Copy out all the lines exactly. Omit pictures.

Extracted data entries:

● ● ● ●

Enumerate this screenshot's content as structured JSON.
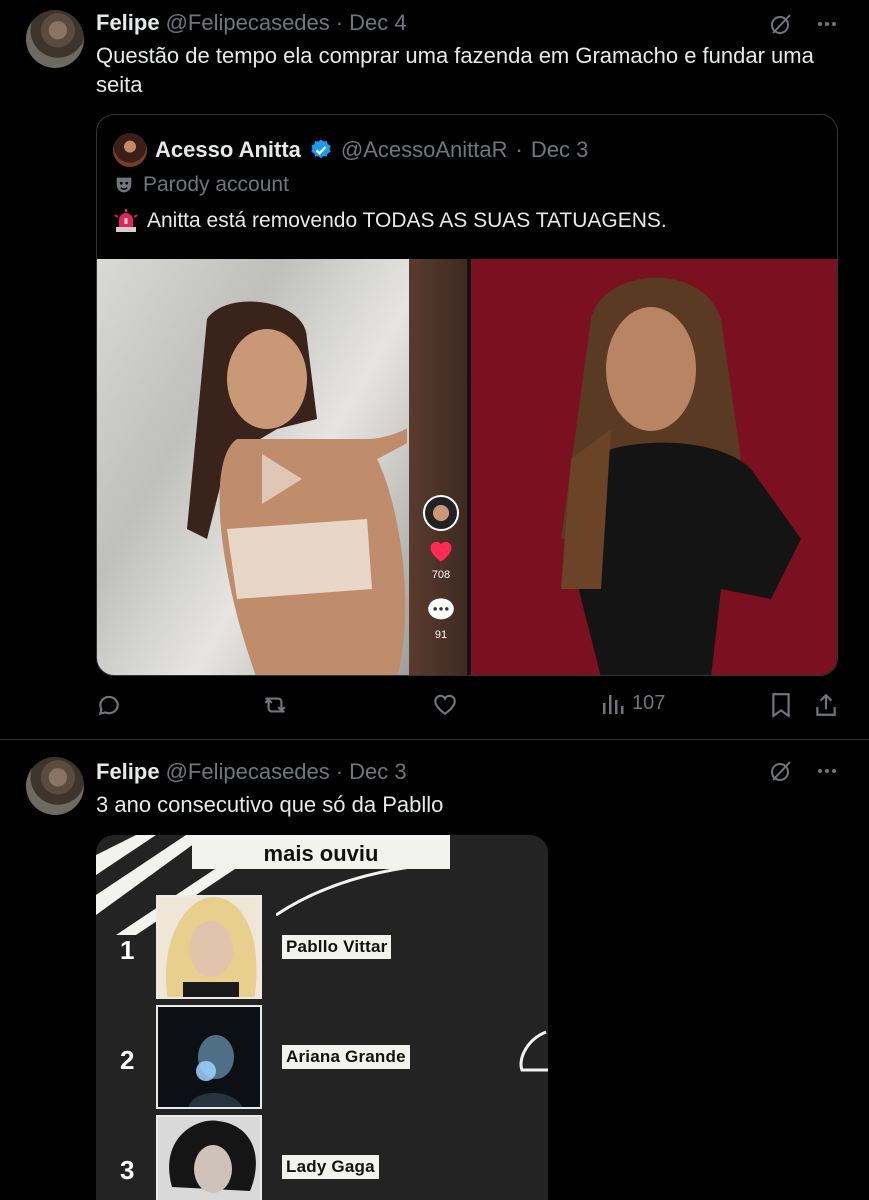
{
  "tweet1": {
    "author_name": "Felipe",
    "handle": "@Felipecasedes",
    "separator": "·",
    "date": "Dec 4",
    "text": "Questão de tempo ela comprar uma fazenda em Gramacho e fundar uma seita",
    "quote": {
      "author_name": "Acesso Anitta",
      "handle": "@AcessoAnittaR",
      "separator": "·",
      "date": "Dec 3",
      "parody_label": "Parody account",
      "text": "Anitta está removendo TODAS AS SUAS TATUAGENS.",
      "video_overlay": {
        "likes": "708",
        "comments": "91"
      }
    },
    "actions": {
      "views": "107"
    }
  },
  "tweet2": {
    "author_name": "Felipe",
    "handle": "@Felipecasedes",
    "separator": "·",
    "date": "Dec 3",
    "text": "3 ano consecutivo que só da Pabllo",
    "image": {
      "banner": "mais ouviu",
      "ranking": [
        {
          "rank": "1",
          "artist": "Pabllo Vittar"
        },
        {
          "rank": "2",
          "artist": "Ariana Grande"
        },
        {
          "rank": "3",
          "artist": "Lady Gaga"
        }
      ]
    }
  },
  "colors": {
    "background": "#000000",
    "text_primary": "#e7e9ea",
    "text_secondary": "#71767b",
    "border": "#2f3336",
    "verified_blue": "#1d9bf0",
    "like_red": "#f91880"
  }
}
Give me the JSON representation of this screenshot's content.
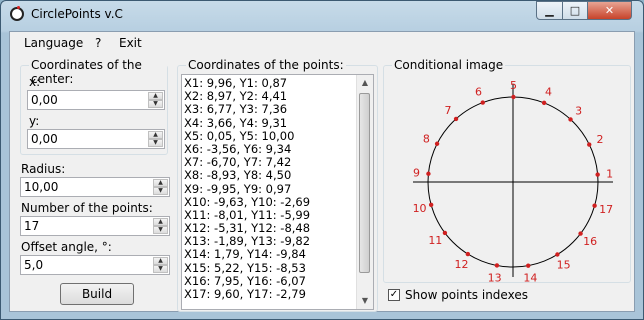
{
  "window": {
    "title": "CirclePoints v.C",
    "min_glyph": "▁",
    "max_glyph": "□",
    "close_glyph": "✕"
  },
  "menu": [
    "Language",
    "?",
    "Exit"
  ],
  "center_group": {
    "label": "Coordinates of the center:",
    "x_label": "x:",
    "x_value": "0,00",
    "y_label": "y:",
    "y_value": "0,00"
  },
  "radius": {
    "label": "Radius:",
    "value": "10,00"
  },
  "num_points": {
    "label": "Number of the points:",
    "value": "17"
  },
  "offset": {
    "label": "Offset angle, °:",
    "value": "5,0"
  },
  "build_label": "Build",
  "points_list": {
    "label": "Coordinates of the points:",
    "lines": [
      "X1: 9,96, Y1: 0,87",
      "X2: 8,97, Y2: 4,41",
      "X3: 6,77, Y3: 7,36",
      "X4: 3,66, Y4: 9,31",
      "X5: 0,05, Y5: 10,00",
      "X6: -3,56, Y6: 9,34",
      "X7: -6,70, Y7: 7,42",
      "X8: -8,93, Y8: 4,50",
      "X9: -9,95, Y9: 0,97",
      "X10: -9,63, Y10: -2,69",
      "X11: -8,01, Y11: -5,99",
      "X12: -5,31, Y12: -8,48",
      "X13: -1,89, Y13: -9,82",
      "X14: 1,79, Y14: -9,84",
      "X15: 5,22, Y15: -8,53",
      "X16: 7,95, Y16: -6,07",
      "X17: 9,60, Y17: -2,79"
    ]
  },
  "image": {
    "label": "Conditional image",
    "points": [
      {
        "x": 9.96,
        "y": 0.87,
        "label": "1"
      },
      {
        "x": 8.97,
        "y": 4.41,
        "label": "2"
      },
      {
        "x": 6.77,
        "y": 7.36,
        "label": "3"
      },
      {
        "x": 3.66,
        "y": 9.31,
        "label": "4"
      },
      {
        "x": 0.05,
        "y": 10.0,
        "label": "5"
      },
      {
        "x": -3.56,
        "y": 9.34,
        "label": "6"
      },
      {
        "x": -6.7,
        "y": 7.42,
        "label": "7"
      },
      {
        "x": -8.93,
        "y": 4.5,
        "label": "8"
      },
      {
        "x": -9.95,
        "y": 0.97,
        "label": "9"
      },
      {
        "x": -9.63,
        "y": -2.69,
        "label": "10"
      },
      {
        "x": -8.01,
        "y": -5.99,
        "label": "11"
      },
      {
        "x": -5.31,
        "y": -8.48,
        "label": "12"
      },
      {
        "x": -1.89,
        "y": -9.82,
        "label": "13"
      },
      {
        "x": 1.79,
        "y": -9.84,
        "label": "14"
      },
      {
        "x": 5.22,
        "y": -8.53,
        "label": "15"
      },
      {
        "x": 7.95,
        "y": -6.07,
        "label": "16"
      },
      {
        "x": 9.6,
        "y": -2.79,
        "label": "17"
      }
    ],
    "radius": 10,
    "point_color": "#d02020"
  },
  "show_indexes": {
    "label": "Show points indexes",
    "checked": true,
    "glyph": "✓"
  }
}
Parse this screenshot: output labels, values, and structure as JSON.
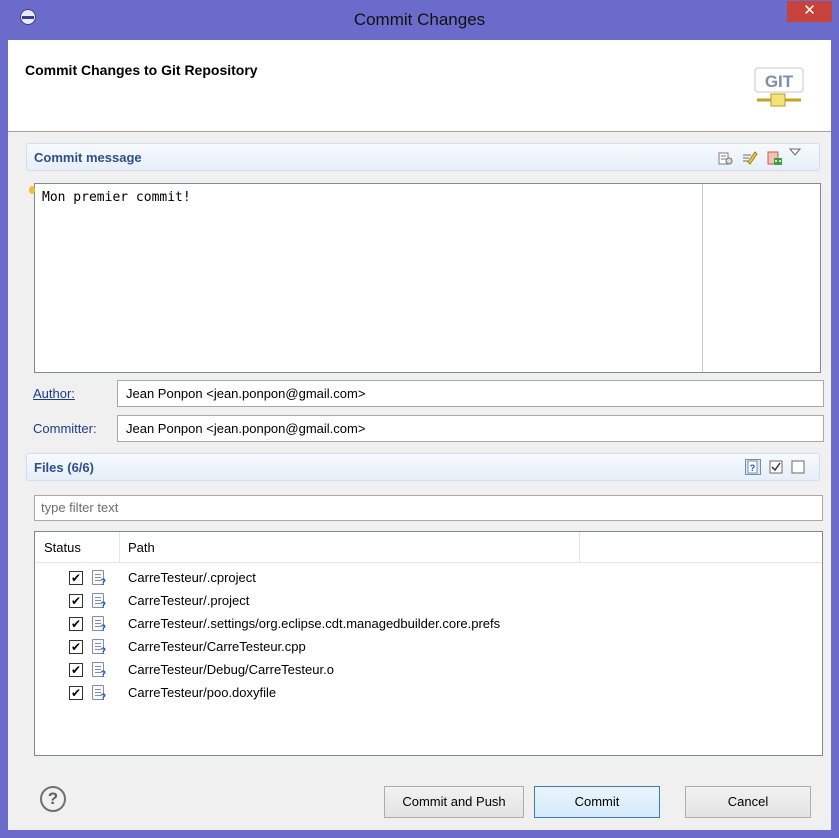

● ● ● ●

### ANSWER
Enumerate this screenshot's content as structured JSON.
{
  "tweet1": {
    "author_name": "Felipe",
    "handle": "@Felipecasedes",
    "separator": "·",
    "date": "Dec 4",
    "text": "Questão de tempo ela comprar uma fazenda em Gramacho e fundar uma seita",
    "quote": {
      "author_name": "Acesso Anitta",
      "handle": "@AcessoAnittaR",
      "separator": "·",
      "date": "Dec 3",
      "parody_label": "Parody account",
      "text": "Anitta está removendo TODAS AS SUAS TATUAGENS.",
      "video_overlay": {
        "likes": "708",
        "comments": "91"
      }
    },
    "actions": {
      "views": "107"
    }
  },
  "tweet2": {
    "author_name": "Felipe",
    "handle": "@Felipecasedes",
    "separator": "·",
    "date": "Dec 3",
    "text": "3 ano consecutivo que só da Pabllo",
    "image": {
      "banner": "mais ouviu",
      "ranking": [
        {
          "rank": "1",
          "artist": "Pabllo Vittar"
        },
        {
          "rank": "2",
          "artist": "Ariana Grande"
        },
        {
          "rank": "3",
          "artist": "Lady Gaga"
        }
      ]
    }
  },
  "colors": {
    "background": "#000000",
    "text_primary": "#e7e9ea",
    "text_secondary": "#71767b",
    "border": "#2f3336",
    "verified_blue": "#1d9bf0",
    "like_red": "#f91880"
  }
}
Give me the JSON representation of this screenshot's content.
{
  "window": {
    "title": "CirclePoints v.C",
    "min_glyph": "▁",
    "max_glyph": "□",
    "close_glyph": "✕"
  },
  "menu": [
    "Language",
    "?",
    "Exit"
  ],
  "center_group": {
    "label": "Coordinates of the center:",
    "x_label": "x:",
    "x_value": "0,00",
    "y_label": "y:",
    "y_value": "0,00"
  },
  "radius": {
    "label": "Radius:",
    "value": "10,00"
  },
  "num_points": {
    "label": "Number of the points:",
    "value": "17"
  },
  "offset": {
    "label": "Offset angle, °:",
    "value": "5,0"
  },
  "build_label": "Build",
  "points_list": {
    "label": "Coordinates of the points:",
    "lines": [
      "X1: 9,96, Y1: 0,87",
      "X2: 8,97, Y2: 4,41",
      "X3: 6,77, Y3: 7,36",
      "X4: 3,66, Y4: 9,31",
      "X5: 0,05, Y5: 10,00",
      "X6: -3,56, Y6: 9,34",
      "X7: -6,70, Y7: 7,42",
      "X8: -8,93, Y8: 4,50",
      "X9: -9,95, Y9: 0,97",
      "X10: -9,63, Y10: -2,69",
      "X11: -8,01, Y11: -5,99",
      "X12: -5,31, Y12: -8,48",
      "X13: -1,89, Y13: -9,82",
      "X14: 1,79, Y14: -9,84",
      "X15: 5,22, Y15: -8,53",
      "X16: 7,95, Y16: -6,07",
      "X17: 9,60, Y17: -2,79"
    ]
  },
  "image": {
    "label": "Conditional image",
    "points": [
      {
        "x": 9.96,
        "y": 0.87,
        "label": "1"
      },
      {
        "x": 8.97,
        "y": 4.41,
        "label": "2"
      },
      {
        "x": 6.77,
        "y": 7.36,
        "label": "3"
      },
      {
        "x": 3.66,
        "y": 9.31,
        "label": "4"
      },
      {
        "x": 0.05,
        "y": 10.0,
        "label": "5"
      },
      {
        "x": -3.56,
        "y": 9.34,
        "label": "6"
      },
      {
        "x": -6.7,
        "y": 7.42,
        "label": "7"
      },
      {
        "x": -8.93,
        "y": 4.5,
        "label": "8"
      },
      {
        "x": -9.95,
        "y": 0.97,
        "label": "9"
      },
      {
        "x": -9.63,
        "y": -2.69,
        "label": "10"
      },
      {
        "x": -8.01,
        "y": -5.99,
        "label": "11"
      },
      {
        "x": -5.31,
        "y": -8.48,
        "label": "12"
      },
      {
        "x": -1.89,
        "y": -9.82,
        "label": "13"
      },
      {
        "x": 1.79,
        "y": -9.84,
        "label": "14"
      },
      {
        "x": 5.22,
        "y": -8.53,
        "label": "15"
      },
      {
        "x": 7.95,
        "y": -6.07,
        "label": "16"
      },
      {
        "x": 9.6,
        "y": -2.79,
        "label": "17"
      }
    ],
    "radius": 10,
    "point_color": "#d02020"
  },
  "show_indexes": {
    "label": "Show points indexes",
    "checked": true,
    "glyph": "✓"
  }
}
Parse this screenshot: output labels, values, and structure as JSON.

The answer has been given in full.